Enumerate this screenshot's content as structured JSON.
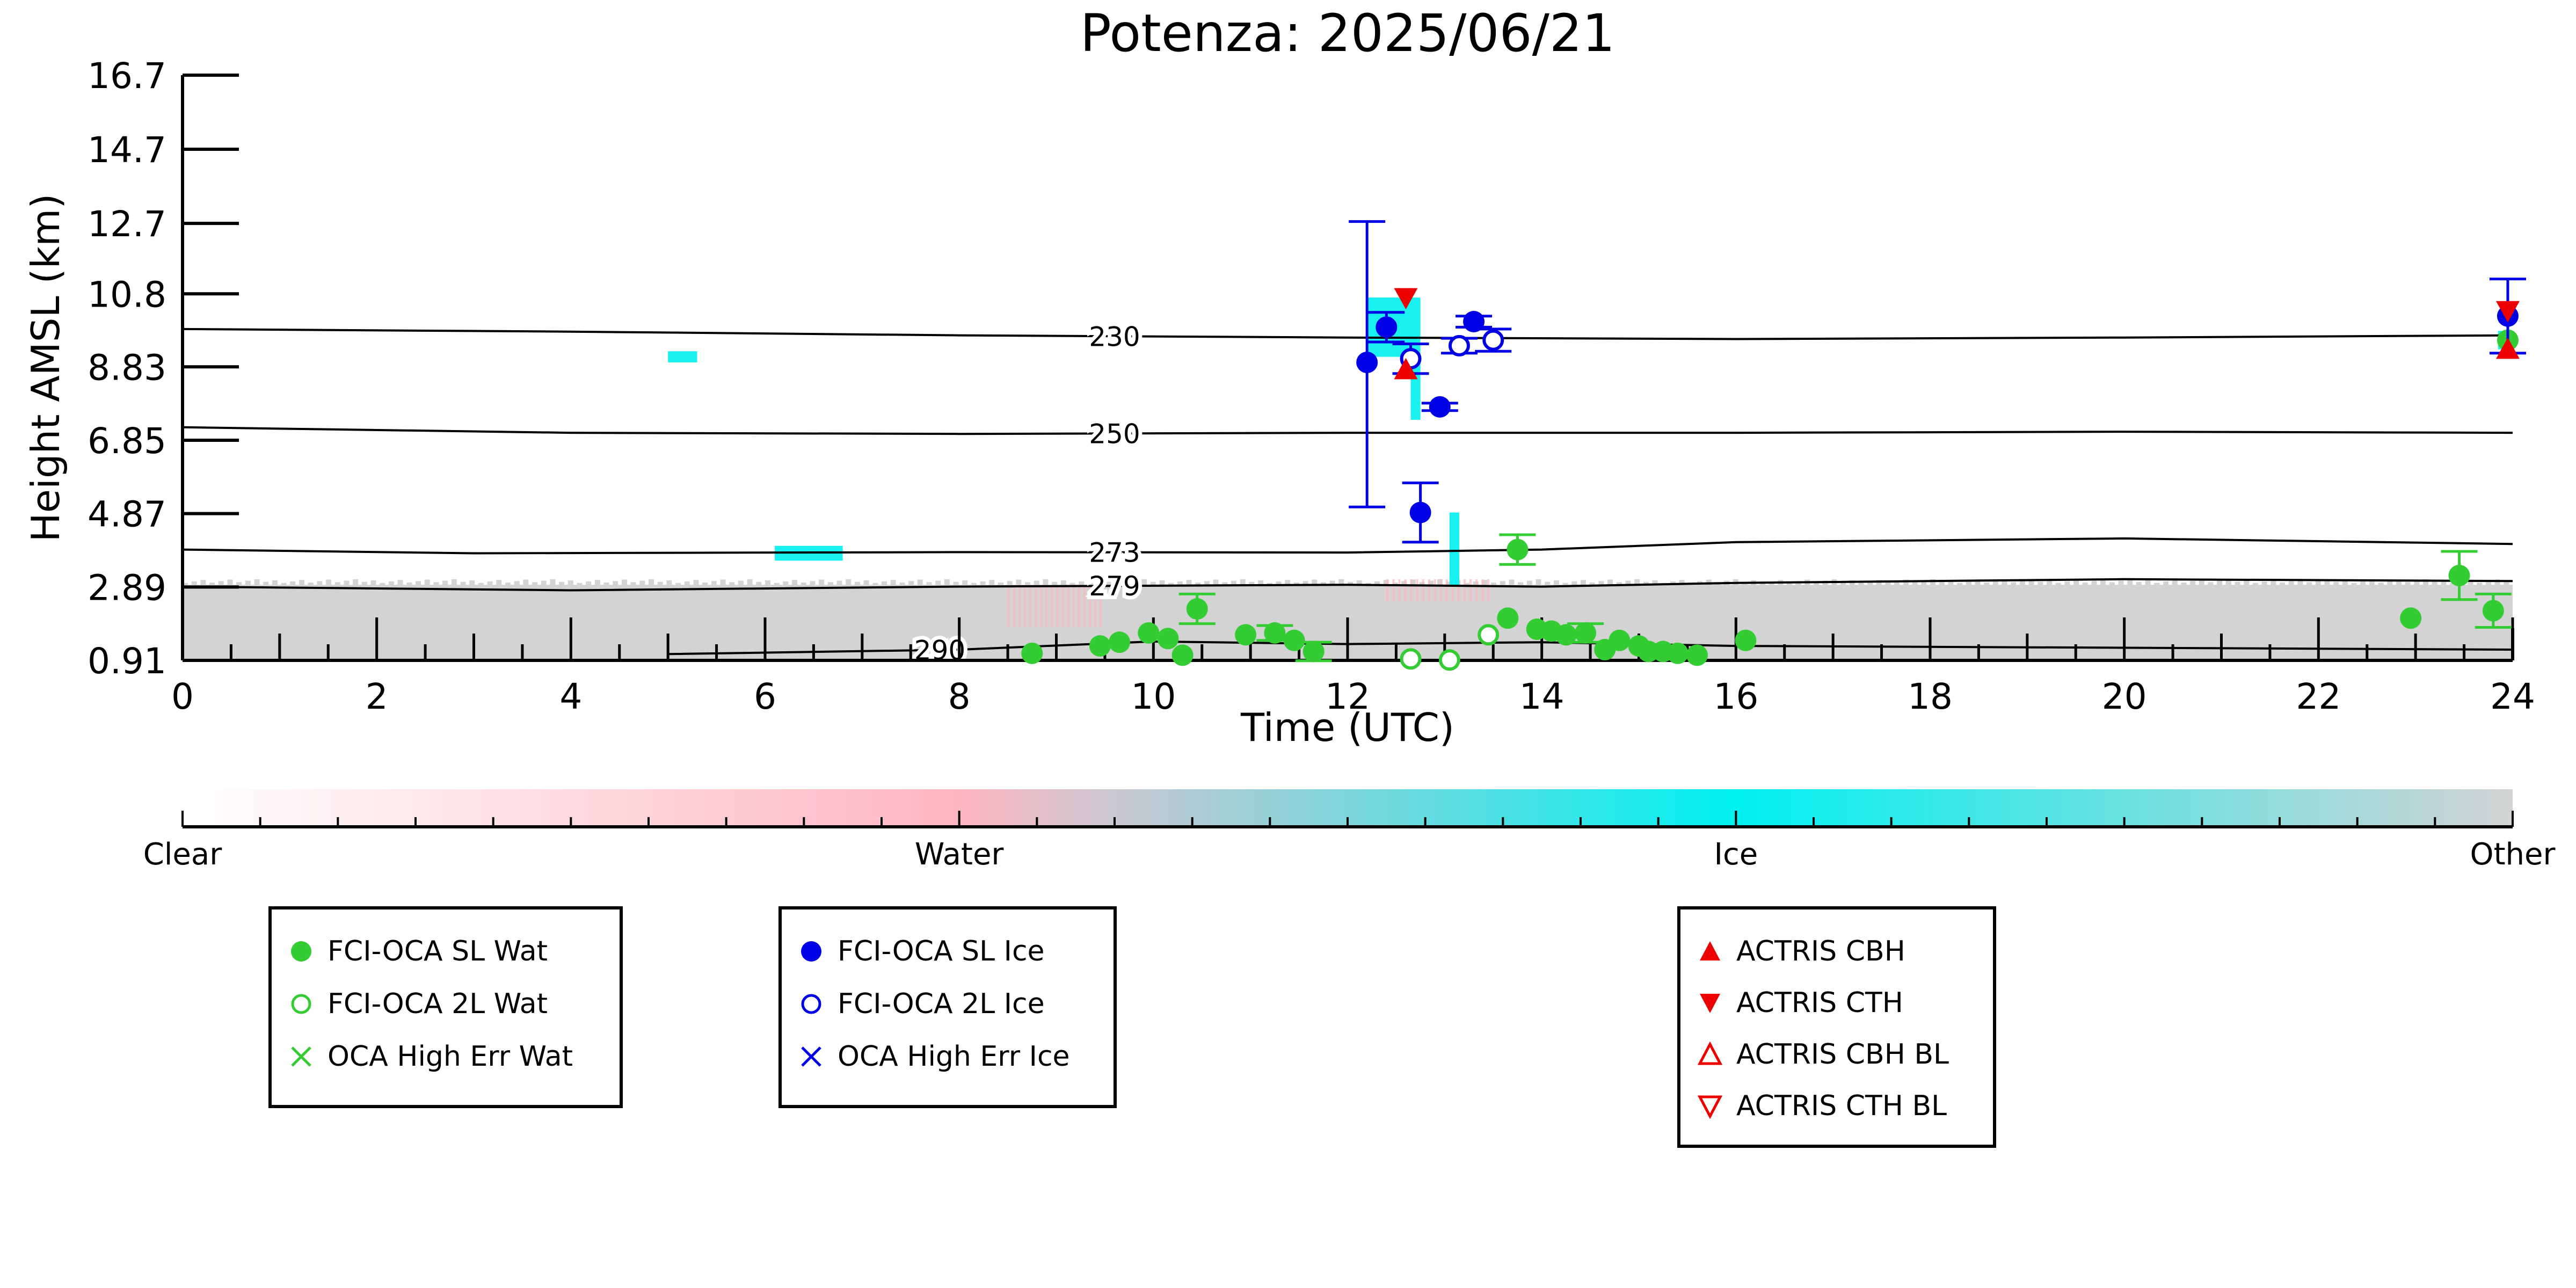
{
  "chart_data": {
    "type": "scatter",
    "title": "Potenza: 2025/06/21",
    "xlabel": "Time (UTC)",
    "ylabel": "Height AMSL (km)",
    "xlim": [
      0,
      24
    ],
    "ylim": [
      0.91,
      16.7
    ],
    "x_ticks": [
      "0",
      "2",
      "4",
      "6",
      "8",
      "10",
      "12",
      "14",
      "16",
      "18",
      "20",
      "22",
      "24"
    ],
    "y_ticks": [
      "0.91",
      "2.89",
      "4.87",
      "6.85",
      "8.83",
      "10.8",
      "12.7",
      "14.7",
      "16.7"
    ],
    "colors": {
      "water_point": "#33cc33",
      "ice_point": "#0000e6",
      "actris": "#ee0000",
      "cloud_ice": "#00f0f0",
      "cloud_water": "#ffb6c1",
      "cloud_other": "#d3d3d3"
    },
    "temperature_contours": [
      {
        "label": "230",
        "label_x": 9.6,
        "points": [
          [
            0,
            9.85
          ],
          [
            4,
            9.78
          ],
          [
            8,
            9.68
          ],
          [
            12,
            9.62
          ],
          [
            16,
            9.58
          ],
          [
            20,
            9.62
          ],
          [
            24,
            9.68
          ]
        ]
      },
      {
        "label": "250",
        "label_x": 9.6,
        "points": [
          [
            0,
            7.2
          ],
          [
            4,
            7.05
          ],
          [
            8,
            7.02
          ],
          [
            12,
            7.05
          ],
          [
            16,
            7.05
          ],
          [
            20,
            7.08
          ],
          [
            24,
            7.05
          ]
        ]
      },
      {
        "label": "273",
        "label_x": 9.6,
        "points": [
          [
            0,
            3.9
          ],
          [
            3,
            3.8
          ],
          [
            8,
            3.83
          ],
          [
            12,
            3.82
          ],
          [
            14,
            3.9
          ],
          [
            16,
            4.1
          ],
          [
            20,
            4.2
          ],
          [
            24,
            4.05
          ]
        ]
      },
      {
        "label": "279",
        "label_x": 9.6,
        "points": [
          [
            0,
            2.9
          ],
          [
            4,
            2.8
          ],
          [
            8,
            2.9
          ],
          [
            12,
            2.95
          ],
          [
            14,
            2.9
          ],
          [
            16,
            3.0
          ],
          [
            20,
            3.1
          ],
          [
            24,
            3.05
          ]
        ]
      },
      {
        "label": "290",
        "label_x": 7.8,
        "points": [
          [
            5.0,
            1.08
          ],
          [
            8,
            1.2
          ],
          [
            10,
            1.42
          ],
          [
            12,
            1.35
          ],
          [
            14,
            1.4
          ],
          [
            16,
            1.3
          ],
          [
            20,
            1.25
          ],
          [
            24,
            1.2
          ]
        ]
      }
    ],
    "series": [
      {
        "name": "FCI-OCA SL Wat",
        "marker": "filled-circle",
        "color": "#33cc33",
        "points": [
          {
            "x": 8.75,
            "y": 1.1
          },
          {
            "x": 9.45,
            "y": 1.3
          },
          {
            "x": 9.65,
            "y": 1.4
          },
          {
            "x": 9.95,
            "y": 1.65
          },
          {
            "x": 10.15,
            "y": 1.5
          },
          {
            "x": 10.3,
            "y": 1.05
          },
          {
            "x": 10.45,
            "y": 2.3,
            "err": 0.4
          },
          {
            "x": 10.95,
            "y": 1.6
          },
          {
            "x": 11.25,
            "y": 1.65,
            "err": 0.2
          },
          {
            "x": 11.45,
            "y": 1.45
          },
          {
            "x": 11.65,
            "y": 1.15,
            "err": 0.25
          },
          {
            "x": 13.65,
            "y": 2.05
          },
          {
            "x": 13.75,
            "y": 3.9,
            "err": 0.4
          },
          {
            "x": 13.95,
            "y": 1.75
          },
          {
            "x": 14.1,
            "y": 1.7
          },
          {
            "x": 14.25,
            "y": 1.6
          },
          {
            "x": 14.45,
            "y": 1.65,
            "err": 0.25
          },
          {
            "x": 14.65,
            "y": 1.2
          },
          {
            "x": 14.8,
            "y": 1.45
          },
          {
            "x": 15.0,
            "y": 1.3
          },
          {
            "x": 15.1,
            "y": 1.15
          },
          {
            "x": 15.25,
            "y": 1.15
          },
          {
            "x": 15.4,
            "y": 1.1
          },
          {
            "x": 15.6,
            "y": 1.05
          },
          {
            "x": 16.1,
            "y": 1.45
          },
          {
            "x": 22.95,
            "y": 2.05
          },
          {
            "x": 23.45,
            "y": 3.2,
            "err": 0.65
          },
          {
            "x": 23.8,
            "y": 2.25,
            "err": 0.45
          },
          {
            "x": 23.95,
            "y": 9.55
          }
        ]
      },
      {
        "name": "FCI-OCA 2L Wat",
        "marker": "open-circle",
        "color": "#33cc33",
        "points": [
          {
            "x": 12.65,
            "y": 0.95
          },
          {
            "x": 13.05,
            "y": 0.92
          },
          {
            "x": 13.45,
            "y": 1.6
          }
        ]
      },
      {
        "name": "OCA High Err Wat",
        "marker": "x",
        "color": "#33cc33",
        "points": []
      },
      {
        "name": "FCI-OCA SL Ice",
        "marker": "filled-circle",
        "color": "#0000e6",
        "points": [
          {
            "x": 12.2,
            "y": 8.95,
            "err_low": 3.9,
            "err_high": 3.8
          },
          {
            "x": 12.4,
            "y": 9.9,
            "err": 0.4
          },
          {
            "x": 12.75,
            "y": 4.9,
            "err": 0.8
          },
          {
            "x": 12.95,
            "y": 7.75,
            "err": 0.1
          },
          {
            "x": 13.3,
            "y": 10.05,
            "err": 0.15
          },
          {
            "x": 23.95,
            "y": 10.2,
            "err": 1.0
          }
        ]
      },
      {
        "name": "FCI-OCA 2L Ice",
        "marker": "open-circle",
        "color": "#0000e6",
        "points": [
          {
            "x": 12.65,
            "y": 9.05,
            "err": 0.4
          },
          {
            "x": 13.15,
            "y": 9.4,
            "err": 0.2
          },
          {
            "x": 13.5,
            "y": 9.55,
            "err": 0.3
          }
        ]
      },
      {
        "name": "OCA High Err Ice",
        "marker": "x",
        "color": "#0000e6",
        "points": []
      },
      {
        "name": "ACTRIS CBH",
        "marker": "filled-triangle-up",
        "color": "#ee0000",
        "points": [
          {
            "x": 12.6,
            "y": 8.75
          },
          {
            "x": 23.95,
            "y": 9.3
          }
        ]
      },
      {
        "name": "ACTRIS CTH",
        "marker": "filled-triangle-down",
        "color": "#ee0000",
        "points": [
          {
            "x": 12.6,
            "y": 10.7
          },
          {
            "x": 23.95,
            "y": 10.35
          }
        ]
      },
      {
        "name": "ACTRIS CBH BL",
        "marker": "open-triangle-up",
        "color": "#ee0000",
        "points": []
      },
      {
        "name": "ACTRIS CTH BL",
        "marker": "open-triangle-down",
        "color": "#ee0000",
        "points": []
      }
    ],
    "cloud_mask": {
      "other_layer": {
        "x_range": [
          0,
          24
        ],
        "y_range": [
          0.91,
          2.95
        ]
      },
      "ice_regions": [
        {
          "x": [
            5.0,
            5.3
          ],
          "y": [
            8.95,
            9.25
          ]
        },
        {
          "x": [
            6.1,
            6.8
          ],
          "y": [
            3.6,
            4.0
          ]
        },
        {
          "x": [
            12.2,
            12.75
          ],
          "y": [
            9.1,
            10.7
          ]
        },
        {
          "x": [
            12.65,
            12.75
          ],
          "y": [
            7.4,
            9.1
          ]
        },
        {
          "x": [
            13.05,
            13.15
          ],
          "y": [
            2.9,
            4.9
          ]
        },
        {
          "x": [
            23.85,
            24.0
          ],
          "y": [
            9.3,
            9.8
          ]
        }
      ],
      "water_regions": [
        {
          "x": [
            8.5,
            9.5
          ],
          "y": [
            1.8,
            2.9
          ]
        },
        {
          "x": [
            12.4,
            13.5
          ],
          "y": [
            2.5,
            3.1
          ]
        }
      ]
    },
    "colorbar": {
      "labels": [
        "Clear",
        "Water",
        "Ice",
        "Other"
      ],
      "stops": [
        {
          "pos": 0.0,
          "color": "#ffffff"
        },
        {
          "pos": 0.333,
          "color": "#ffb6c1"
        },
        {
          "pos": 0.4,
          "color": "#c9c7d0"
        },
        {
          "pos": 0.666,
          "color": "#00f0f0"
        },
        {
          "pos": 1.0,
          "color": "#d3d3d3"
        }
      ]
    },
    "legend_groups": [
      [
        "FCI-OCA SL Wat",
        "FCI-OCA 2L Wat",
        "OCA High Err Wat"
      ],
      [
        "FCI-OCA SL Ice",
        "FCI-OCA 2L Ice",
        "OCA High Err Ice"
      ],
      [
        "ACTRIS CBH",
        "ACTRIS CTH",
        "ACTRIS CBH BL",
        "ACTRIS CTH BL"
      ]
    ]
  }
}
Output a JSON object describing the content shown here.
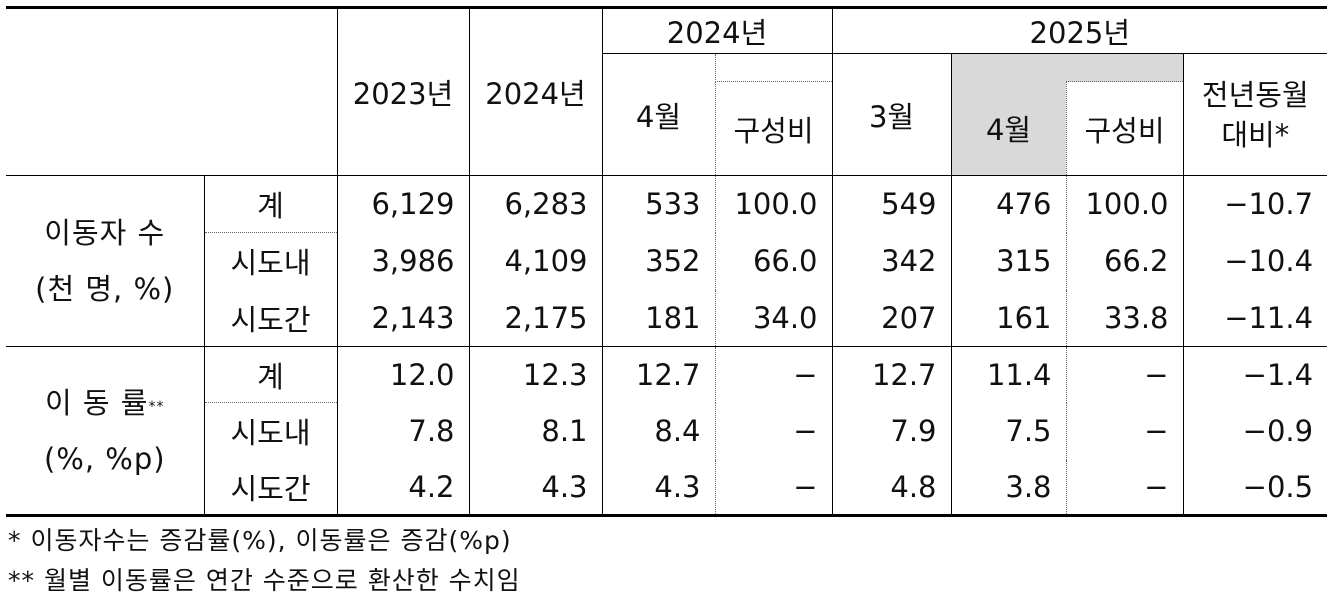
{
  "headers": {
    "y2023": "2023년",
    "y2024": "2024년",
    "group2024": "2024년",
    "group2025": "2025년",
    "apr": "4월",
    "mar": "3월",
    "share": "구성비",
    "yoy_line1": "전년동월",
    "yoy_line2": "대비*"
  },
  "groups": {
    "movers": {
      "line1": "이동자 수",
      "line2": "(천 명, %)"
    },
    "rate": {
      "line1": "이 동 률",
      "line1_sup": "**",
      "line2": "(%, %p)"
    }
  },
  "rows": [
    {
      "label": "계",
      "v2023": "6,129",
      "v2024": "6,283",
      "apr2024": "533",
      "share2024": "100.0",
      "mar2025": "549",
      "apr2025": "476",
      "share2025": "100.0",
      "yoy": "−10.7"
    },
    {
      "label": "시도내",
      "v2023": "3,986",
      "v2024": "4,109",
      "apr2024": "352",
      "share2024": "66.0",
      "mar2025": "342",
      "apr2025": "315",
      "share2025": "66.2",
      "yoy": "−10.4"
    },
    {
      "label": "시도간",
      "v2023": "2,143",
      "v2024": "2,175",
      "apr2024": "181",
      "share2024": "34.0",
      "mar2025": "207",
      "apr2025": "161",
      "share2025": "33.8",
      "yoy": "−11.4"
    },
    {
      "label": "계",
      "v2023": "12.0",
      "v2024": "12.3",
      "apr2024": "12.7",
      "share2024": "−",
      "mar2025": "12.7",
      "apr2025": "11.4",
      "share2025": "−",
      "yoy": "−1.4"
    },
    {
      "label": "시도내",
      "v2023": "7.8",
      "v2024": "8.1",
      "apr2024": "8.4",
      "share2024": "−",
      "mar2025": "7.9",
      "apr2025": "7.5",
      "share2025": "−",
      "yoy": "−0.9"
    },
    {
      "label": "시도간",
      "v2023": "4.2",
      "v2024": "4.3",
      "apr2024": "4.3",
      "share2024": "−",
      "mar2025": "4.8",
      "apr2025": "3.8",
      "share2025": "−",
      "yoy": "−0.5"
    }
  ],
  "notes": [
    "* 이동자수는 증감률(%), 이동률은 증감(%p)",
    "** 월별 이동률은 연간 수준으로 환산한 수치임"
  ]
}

### What to work on
Gather every line from the listing above in which the word "content" appears.

### Task answer
Enumerate this screenshot's content as structured JSON.
Output a JSON object describing the content shown here.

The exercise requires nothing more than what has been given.